• [Provided data]:
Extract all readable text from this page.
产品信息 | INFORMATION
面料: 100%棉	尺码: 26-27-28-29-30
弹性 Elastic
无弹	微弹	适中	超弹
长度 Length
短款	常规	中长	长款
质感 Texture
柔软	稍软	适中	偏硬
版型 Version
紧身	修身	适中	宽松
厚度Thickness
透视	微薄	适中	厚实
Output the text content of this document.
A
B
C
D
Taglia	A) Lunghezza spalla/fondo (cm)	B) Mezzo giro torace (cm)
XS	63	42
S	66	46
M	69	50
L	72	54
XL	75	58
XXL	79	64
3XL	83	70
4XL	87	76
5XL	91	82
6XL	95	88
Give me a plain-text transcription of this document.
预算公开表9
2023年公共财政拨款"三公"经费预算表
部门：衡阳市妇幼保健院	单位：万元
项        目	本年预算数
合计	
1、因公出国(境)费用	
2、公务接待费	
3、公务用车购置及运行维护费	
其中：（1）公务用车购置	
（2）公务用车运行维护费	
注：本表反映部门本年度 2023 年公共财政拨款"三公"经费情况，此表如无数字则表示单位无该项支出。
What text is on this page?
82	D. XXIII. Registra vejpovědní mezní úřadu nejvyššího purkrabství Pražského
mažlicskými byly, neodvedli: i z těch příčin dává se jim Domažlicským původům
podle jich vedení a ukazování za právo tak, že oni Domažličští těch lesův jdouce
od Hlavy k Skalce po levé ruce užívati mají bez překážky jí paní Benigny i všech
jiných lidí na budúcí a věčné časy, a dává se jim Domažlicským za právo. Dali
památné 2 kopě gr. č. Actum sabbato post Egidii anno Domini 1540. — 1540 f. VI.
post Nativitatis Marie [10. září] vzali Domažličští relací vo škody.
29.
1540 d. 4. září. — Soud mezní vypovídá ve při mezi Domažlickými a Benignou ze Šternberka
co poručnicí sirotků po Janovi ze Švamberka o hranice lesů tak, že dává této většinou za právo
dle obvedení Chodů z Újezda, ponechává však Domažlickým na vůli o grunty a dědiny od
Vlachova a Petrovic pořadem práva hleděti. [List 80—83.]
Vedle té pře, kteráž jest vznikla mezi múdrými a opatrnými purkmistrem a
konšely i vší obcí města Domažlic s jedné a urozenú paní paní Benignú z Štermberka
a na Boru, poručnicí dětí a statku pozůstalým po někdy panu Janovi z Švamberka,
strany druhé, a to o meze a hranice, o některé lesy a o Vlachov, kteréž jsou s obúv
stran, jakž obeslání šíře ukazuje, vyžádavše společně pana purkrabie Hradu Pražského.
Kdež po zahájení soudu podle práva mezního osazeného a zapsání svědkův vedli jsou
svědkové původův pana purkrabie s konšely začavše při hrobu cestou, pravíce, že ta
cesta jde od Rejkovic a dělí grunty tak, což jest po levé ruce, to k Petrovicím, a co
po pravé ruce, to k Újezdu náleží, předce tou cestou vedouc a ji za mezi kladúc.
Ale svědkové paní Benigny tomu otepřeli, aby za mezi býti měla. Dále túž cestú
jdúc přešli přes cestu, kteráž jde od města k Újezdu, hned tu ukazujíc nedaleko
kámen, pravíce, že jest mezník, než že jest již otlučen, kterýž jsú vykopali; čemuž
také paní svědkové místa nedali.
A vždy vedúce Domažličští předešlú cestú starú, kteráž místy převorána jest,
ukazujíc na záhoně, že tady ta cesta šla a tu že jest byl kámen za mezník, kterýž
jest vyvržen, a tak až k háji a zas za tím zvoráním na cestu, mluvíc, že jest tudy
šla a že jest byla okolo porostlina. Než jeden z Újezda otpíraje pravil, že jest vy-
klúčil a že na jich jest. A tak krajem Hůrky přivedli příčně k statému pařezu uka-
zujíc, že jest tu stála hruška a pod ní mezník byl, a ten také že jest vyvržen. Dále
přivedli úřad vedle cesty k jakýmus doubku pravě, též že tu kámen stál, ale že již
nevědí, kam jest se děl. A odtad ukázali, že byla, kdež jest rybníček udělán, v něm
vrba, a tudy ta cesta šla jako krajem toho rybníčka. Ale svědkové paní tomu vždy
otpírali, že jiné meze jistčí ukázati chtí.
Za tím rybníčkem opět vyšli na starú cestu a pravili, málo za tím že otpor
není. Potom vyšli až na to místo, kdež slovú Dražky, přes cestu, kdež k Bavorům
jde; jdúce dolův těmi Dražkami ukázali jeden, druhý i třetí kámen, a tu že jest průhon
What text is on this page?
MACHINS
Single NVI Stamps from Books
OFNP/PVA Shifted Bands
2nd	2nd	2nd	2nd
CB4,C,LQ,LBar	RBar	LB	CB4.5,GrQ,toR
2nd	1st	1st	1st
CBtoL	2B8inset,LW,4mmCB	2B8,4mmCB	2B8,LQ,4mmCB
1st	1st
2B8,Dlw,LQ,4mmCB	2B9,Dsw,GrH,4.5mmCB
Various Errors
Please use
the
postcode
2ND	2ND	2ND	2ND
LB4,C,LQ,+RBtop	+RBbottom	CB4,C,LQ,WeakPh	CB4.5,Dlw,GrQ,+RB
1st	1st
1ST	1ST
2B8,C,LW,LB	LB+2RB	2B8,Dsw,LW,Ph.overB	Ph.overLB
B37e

• [Aim]:
Make a list of all lines in the data that contain "paní".

• [Answer to this problem]:
od Hlavy k Skalce po levé ruce užívati mají bez překážky jí paní Benigny i všech
konšely i vší obcí města Domažlic s jedné a urozenú paní paní Benignú z Štermberka
Ale svědkové paní Benigny tomu otepřeli, aby za mezi býti měla. Dále túž cestú
také paní svědkové místa nedali.
vrba, a tudy ta cesta šla jako krajem toho rybníčka. Ale svědkové paní tomu vždy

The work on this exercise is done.